== RECORDS SHOWN ==
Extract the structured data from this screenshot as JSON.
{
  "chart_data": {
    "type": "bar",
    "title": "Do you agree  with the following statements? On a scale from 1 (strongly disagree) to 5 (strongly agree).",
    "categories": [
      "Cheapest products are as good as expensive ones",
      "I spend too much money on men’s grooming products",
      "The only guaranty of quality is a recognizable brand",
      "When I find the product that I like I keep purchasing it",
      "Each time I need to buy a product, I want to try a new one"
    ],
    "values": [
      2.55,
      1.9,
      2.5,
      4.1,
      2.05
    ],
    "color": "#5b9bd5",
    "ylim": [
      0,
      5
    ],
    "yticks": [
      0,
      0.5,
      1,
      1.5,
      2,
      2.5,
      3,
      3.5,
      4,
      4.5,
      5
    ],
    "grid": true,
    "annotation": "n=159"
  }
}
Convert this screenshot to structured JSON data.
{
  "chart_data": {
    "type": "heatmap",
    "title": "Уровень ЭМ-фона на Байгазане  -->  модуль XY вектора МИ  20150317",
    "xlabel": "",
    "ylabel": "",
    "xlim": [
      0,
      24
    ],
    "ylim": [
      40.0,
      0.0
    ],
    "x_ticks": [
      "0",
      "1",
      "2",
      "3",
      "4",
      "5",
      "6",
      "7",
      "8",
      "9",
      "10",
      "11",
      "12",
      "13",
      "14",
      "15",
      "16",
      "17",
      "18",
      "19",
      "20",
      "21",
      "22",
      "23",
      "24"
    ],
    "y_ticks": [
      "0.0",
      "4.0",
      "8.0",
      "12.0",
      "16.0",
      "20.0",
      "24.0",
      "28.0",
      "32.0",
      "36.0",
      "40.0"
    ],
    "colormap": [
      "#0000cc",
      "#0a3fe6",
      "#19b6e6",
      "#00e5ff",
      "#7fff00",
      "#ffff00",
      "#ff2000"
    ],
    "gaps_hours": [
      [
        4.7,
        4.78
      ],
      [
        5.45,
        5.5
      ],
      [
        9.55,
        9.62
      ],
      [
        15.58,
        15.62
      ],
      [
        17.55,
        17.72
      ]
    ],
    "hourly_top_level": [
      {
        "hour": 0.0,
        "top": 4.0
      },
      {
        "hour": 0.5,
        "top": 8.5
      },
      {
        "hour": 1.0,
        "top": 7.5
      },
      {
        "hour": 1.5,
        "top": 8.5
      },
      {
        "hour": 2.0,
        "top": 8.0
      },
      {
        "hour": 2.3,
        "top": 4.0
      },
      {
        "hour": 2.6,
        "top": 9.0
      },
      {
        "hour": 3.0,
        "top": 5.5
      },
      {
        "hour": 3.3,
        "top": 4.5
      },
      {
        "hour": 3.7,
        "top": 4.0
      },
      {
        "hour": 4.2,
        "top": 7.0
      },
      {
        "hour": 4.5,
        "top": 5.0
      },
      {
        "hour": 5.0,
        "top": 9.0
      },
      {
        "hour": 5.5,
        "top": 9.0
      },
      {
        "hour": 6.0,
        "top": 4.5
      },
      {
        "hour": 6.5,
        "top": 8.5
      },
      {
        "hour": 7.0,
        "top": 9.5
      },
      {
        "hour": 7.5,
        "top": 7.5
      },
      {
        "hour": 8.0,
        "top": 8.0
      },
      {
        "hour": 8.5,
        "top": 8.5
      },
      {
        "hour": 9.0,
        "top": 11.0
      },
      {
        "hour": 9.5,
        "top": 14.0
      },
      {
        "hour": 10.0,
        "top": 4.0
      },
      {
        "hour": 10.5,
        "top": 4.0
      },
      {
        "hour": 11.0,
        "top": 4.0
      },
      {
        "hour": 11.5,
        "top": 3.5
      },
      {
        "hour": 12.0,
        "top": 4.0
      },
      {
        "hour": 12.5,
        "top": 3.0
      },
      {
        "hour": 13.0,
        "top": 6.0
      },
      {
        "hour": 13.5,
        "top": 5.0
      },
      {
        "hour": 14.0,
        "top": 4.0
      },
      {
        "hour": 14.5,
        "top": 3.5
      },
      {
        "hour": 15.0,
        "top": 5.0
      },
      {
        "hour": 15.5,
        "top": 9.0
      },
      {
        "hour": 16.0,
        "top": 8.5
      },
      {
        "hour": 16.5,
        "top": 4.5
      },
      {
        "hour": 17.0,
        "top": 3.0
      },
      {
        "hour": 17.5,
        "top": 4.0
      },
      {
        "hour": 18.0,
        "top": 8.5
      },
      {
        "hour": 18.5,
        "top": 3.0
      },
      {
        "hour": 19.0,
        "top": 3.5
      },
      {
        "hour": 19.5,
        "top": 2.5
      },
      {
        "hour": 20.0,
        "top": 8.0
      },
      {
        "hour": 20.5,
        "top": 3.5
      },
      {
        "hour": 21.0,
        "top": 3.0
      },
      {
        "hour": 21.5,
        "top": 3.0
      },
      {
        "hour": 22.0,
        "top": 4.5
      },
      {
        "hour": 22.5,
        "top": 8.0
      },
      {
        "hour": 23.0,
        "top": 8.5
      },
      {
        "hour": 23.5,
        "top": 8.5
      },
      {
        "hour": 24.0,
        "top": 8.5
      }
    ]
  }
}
---
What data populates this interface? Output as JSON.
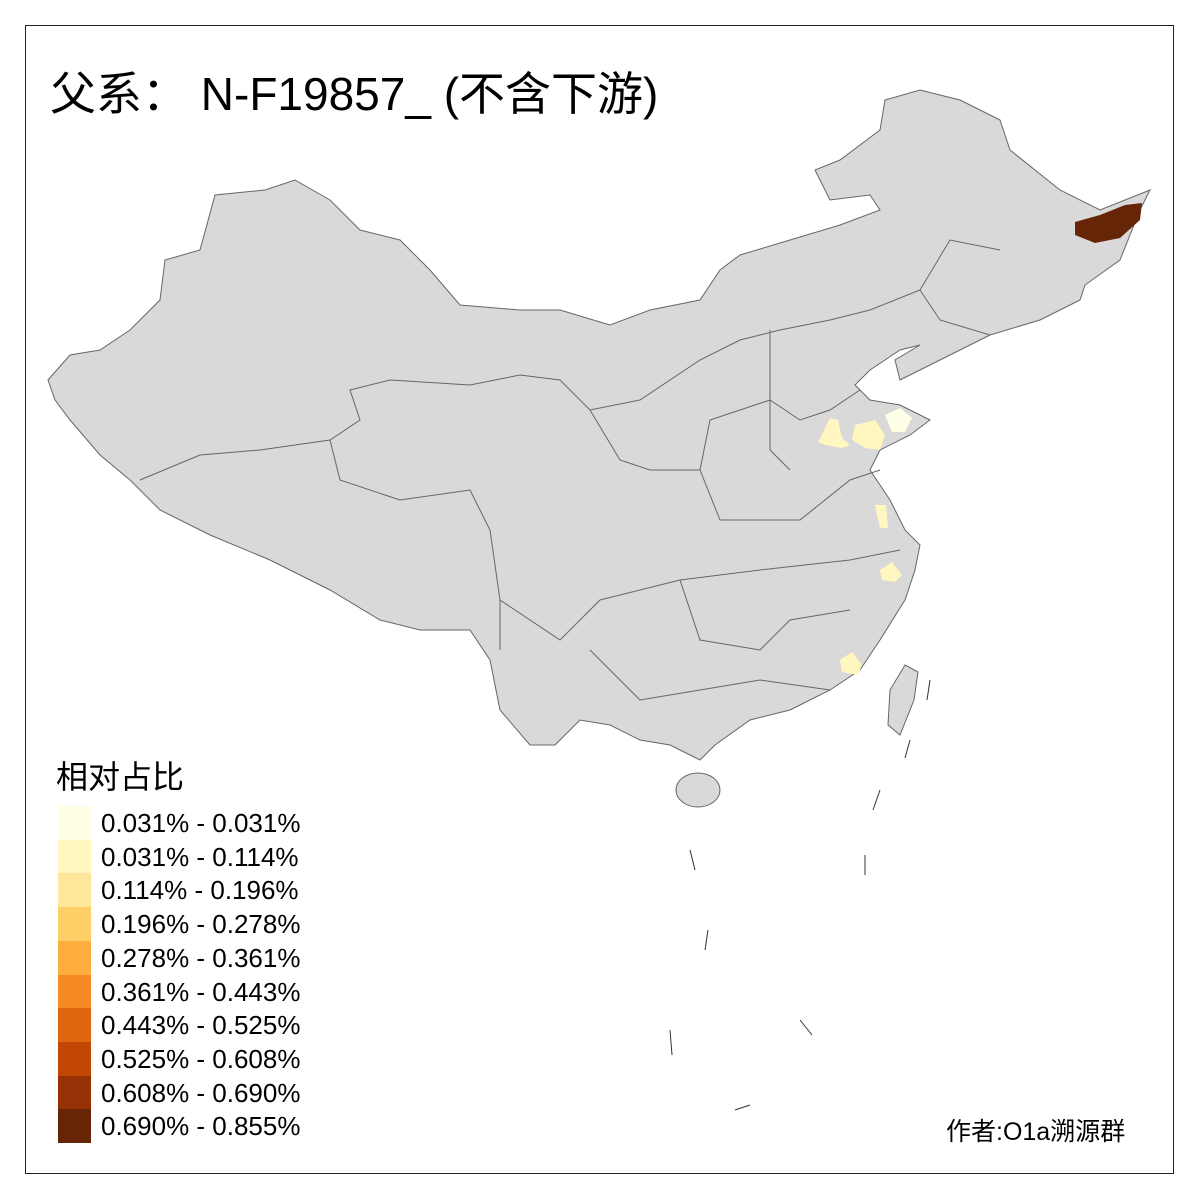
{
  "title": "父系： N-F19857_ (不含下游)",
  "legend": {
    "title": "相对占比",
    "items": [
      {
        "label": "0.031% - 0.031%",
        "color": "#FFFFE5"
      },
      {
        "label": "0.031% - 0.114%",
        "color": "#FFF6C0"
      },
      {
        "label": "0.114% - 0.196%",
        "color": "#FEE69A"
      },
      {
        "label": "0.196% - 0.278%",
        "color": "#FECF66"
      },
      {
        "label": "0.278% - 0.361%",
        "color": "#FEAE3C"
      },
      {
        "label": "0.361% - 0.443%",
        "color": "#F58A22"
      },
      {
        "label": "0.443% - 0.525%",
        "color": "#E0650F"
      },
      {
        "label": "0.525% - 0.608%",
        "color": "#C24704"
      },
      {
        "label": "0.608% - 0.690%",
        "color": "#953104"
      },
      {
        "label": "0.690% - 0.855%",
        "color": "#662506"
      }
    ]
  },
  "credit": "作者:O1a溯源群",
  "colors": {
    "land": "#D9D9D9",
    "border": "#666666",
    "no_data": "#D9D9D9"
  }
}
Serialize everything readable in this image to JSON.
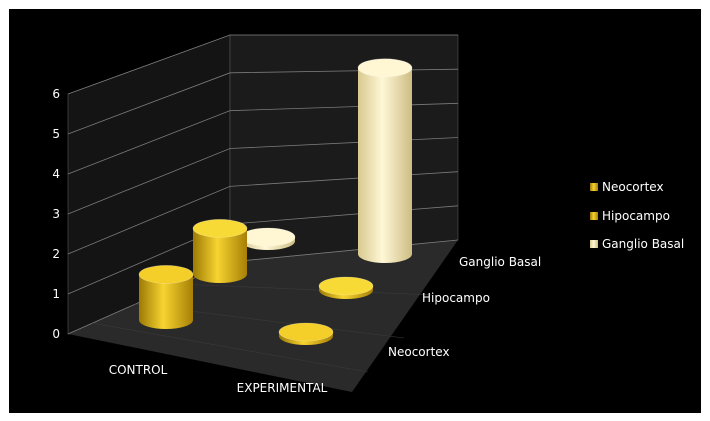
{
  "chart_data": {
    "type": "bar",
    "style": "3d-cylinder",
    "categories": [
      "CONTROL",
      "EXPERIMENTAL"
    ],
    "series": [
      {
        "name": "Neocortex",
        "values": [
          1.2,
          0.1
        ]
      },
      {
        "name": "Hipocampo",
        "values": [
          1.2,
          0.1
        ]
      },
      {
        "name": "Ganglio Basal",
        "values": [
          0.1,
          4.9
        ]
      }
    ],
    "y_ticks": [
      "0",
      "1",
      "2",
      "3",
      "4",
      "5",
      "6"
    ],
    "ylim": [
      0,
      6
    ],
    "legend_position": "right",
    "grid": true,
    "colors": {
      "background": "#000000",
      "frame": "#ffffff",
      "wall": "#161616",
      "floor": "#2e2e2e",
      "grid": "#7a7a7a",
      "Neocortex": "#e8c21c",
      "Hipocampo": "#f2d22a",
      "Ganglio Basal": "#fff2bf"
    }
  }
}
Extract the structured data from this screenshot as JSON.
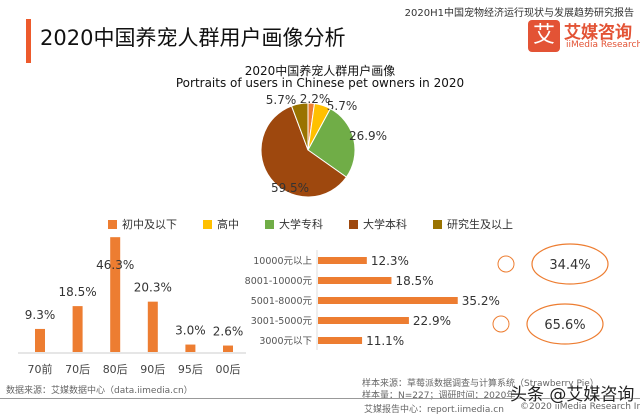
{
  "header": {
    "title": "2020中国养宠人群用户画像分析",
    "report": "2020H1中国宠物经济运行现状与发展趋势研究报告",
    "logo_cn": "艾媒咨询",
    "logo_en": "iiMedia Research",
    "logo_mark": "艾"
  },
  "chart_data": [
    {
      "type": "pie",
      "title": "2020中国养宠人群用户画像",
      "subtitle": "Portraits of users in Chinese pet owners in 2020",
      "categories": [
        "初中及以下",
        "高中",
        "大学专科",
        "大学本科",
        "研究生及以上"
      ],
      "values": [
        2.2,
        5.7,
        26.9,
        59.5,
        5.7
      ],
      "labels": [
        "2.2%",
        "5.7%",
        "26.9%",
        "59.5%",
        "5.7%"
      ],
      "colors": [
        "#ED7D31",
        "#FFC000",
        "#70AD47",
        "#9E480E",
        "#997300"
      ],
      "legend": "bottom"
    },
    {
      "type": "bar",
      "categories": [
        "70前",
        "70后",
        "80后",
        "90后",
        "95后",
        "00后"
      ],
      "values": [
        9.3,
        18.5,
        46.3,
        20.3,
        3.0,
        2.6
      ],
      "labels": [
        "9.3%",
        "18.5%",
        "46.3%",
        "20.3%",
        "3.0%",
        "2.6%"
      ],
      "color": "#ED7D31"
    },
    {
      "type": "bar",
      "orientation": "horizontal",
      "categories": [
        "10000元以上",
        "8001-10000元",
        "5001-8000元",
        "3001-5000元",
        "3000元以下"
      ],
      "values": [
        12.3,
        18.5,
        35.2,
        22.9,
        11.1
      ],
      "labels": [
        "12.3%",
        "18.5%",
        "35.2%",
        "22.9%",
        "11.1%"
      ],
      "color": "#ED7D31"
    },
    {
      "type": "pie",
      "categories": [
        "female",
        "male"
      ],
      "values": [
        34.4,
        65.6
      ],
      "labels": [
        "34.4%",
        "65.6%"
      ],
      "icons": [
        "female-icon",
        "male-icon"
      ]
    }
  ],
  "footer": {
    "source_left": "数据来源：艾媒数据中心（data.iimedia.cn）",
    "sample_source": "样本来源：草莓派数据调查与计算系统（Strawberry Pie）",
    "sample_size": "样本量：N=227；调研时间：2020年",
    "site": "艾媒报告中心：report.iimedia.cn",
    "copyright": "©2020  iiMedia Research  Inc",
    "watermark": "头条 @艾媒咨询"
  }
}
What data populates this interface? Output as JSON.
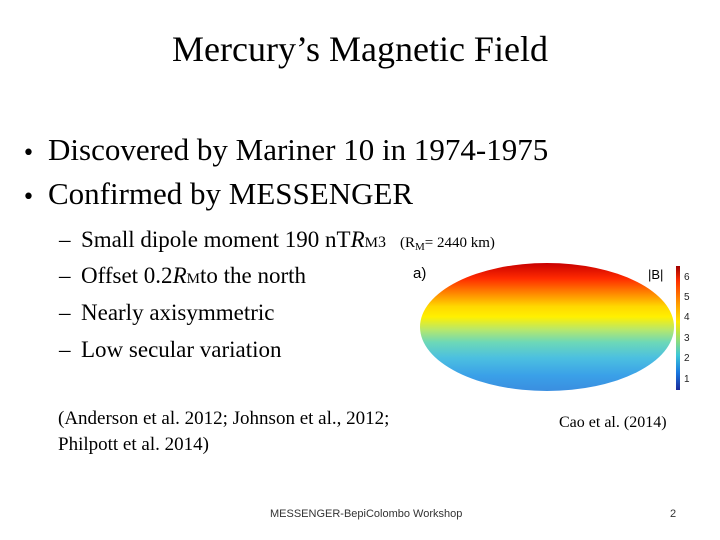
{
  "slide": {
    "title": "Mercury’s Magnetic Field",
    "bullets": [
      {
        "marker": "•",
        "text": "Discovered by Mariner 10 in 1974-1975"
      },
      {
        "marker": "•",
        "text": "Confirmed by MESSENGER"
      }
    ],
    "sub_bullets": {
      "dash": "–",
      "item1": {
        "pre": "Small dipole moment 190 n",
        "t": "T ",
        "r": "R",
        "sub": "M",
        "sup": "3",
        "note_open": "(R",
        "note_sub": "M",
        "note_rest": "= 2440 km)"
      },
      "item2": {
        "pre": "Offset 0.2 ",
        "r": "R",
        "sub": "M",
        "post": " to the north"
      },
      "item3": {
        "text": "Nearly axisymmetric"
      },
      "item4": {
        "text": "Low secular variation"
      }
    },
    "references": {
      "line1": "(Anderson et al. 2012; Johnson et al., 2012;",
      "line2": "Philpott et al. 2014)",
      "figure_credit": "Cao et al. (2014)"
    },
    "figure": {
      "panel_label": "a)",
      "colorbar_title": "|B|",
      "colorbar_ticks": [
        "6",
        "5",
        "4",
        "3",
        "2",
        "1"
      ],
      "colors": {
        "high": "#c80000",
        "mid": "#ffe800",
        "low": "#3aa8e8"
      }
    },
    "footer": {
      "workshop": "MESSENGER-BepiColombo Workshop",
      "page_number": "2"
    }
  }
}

== EXERCISE REQUIREMENTS ==
Check each line of the records for the word "Research", and show the lines that contain it.

== EXPECTED ANSWER ==
    "logo_en": "iiMedia Research",
    "copyright": "©2020  iiMedia Research  Inc",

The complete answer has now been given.